▸ **Directions for this task**
Give the number of lines that include the word "pengujian", and nothing else.

[Data extracted from a collection]
·····

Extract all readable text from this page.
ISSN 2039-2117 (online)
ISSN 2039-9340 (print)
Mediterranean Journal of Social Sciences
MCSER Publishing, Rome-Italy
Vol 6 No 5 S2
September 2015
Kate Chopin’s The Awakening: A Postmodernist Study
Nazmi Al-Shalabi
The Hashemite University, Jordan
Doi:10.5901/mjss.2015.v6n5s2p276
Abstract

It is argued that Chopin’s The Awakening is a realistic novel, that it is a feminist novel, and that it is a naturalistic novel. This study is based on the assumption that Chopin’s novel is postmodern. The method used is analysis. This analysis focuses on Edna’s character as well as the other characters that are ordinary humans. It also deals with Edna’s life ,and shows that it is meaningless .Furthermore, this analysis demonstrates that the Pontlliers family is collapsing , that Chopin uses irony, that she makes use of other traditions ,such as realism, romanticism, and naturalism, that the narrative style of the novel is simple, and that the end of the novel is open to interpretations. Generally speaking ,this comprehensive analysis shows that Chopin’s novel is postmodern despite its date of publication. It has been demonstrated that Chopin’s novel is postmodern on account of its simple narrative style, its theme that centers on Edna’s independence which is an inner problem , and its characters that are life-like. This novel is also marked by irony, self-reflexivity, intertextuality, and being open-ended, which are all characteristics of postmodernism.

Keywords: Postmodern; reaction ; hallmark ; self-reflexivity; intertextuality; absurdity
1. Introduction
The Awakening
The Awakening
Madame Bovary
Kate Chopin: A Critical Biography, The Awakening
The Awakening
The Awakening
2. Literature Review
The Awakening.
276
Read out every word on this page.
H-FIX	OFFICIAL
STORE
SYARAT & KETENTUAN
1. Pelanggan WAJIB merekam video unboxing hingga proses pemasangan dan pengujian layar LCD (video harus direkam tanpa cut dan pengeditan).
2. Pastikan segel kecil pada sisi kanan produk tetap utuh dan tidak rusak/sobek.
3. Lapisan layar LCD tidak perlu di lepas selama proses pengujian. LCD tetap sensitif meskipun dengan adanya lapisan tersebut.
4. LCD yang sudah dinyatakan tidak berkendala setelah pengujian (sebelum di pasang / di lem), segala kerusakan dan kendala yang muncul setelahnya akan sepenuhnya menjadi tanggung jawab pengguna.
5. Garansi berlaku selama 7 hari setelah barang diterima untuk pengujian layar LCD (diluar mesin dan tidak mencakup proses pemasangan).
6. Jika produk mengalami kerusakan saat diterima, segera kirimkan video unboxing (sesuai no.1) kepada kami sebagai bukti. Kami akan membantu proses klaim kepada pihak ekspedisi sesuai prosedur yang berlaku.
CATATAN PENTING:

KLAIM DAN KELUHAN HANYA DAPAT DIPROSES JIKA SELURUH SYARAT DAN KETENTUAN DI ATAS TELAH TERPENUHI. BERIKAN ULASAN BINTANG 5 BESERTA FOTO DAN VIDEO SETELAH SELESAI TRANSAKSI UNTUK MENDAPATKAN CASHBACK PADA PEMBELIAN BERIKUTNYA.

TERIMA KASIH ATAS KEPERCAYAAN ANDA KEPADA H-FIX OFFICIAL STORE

·····

▸ **Response**
4